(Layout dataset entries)
# # # # #

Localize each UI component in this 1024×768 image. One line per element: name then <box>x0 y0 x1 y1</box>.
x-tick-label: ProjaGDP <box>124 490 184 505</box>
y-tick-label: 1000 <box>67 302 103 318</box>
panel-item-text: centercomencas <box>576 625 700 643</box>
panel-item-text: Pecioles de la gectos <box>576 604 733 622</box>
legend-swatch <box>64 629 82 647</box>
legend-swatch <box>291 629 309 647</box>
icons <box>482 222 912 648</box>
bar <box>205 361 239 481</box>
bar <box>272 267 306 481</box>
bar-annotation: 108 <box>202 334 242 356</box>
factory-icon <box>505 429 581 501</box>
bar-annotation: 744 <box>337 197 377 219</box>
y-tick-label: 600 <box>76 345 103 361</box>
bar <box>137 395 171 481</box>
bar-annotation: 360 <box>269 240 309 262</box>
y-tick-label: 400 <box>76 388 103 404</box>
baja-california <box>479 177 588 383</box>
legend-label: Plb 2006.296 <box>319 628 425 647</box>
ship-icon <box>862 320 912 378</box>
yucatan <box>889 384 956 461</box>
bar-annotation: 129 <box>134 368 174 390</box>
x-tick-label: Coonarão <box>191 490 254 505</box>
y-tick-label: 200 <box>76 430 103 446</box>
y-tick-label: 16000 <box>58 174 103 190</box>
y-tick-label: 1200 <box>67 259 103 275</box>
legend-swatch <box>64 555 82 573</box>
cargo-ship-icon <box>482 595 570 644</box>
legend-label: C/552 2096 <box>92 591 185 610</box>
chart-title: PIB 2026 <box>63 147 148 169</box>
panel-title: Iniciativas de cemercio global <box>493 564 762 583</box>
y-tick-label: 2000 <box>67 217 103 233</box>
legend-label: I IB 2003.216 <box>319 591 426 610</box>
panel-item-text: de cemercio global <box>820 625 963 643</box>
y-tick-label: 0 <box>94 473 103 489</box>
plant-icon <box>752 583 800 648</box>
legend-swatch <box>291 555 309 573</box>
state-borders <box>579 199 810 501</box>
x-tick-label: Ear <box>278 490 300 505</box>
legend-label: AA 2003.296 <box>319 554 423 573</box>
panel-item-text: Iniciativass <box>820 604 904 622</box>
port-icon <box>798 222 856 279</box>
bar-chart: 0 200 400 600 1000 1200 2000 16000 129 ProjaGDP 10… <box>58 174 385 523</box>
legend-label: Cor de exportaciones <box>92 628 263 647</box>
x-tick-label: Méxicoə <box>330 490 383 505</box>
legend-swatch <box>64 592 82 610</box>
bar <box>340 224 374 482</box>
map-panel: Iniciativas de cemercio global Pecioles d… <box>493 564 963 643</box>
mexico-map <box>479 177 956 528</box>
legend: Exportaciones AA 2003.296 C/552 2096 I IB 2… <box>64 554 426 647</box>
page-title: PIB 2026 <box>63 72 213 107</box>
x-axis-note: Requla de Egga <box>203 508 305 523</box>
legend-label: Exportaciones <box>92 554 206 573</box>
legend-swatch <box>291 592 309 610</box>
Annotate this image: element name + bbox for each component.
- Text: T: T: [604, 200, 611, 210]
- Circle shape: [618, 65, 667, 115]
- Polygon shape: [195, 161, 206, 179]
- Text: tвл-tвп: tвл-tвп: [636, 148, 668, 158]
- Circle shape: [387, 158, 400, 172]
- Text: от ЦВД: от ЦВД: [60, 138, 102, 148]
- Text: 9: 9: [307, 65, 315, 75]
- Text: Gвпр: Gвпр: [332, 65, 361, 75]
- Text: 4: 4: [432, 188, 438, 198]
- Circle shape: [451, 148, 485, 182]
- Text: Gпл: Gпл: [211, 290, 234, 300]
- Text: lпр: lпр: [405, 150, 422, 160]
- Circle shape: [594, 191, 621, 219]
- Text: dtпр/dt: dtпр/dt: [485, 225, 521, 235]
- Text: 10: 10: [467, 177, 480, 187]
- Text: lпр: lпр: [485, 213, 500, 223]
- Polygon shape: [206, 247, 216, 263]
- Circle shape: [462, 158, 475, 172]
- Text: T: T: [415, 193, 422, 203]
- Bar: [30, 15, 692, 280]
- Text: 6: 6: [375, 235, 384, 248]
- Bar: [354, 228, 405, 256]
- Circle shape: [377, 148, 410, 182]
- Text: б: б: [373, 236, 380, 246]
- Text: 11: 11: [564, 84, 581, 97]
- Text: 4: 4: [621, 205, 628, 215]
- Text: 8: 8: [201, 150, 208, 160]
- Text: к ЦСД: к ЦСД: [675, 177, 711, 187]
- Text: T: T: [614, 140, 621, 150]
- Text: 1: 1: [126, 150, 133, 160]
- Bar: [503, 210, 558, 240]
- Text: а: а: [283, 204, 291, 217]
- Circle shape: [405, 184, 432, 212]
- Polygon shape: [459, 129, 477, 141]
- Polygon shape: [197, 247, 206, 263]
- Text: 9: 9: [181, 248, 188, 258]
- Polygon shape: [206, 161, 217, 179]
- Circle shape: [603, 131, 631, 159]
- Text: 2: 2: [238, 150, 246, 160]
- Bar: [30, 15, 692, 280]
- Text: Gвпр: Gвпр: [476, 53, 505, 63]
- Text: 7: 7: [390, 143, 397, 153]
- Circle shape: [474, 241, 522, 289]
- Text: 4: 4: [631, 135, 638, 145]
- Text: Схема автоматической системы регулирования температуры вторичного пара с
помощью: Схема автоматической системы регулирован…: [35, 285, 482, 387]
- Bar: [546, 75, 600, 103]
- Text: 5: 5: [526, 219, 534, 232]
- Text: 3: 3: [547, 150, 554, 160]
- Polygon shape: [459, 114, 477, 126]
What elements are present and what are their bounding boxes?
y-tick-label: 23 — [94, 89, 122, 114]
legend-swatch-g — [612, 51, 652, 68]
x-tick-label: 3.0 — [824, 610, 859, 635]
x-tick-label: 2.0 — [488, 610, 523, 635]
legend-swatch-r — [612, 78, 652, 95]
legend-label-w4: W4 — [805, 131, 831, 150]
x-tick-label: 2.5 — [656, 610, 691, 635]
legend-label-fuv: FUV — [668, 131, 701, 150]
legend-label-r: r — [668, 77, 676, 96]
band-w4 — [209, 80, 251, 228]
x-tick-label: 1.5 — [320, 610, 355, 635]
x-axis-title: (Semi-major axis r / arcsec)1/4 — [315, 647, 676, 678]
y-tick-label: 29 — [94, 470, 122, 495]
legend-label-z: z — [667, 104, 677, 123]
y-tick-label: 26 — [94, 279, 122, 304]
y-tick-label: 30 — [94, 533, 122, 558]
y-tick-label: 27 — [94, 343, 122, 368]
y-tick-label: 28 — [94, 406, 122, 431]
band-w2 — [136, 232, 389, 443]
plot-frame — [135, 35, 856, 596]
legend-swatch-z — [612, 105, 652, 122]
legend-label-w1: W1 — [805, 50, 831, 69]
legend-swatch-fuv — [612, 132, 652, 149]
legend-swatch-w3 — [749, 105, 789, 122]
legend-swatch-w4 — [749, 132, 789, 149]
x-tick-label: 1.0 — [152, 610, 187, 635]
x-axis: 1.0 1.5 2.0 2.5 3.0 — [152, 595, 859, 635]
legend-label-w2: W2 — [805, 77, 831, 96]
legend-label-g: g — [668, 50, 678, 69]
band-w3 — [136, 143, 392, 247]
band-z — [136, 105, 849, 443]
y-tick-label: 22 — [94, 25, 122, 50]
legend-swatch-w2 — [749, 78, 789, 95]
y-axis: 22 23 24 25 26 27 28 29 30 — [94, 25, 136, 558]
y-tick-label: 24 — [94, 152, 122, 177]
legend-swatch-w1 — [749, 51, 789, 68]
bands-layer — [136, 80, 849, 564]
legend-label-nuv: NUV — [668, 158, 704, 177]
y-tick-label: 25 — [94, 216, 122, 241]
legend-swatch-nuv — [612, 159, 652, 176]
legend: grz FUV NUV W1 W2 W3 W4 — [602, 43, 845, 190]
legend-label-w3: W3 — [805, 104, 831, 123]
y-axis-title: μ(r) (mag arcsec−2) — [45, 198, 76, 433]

# # # # #

Problem to work on: Rename "bar-annotation" to "bar-value-label" in the rows from the first row through the row that contains "y-tick-label: 1200 <box>67 259 103 275</box>", and give only those rows with everything else unchanged.

Written answer:
Localize each UI component in this 1024×768 image. One line per element: name then <box>x0 y0 x1 y1</box>.
x-tick-label: ProjaGDP <box>124 490 184 505</box>
y-tick-label: 1000 <box>67 302 103 318</box>
panel-item-text: centercomencas <box>576 625 700 643</box>
panel-item-text: Pecioles de la gectos <box>576 604 733 622</box>
legend-swatch <box>64 629 82 647</box>
legend-swatch <box>291 629 309 647</box>
icons <box>482 222 912 648</box>
bar <box>205 361 239 481</box>
bar <box>272 267 306 481</box>
bar-value-label: 108 <box>202 334 242 356</box>
factory-icon <box>505 429 581 501</box>
bar-value-label: 744 <box>337 197 377 219</box>
y-tick-label: 600 <box>76 345 103 361</box>
bar <box>137 395 171 481</box>
bar-value-label: 360 <box>269 240 309 262</box>
y-tick-label: 400 <box>76 388 103 404</box>
baja-california <box>479 177 588 383</box>
legend-label: Plb 2006.296 <box>319 628 425 647</box>
ship-icon <box>862 320 912 378</box>
yucatan <box>889 384 956 461</box>
bar-value-label: 129 <box>134 368 174 390</box>
x-tick-label: Coonarão <box>191 490 254 505</box>
y-tick-label: 200 <box>76 430 103 446</box>
y-tick-label: 16000 <box>58 174 103 190</box>
y-tick-label: 1200 <box>67 259 103 275</box>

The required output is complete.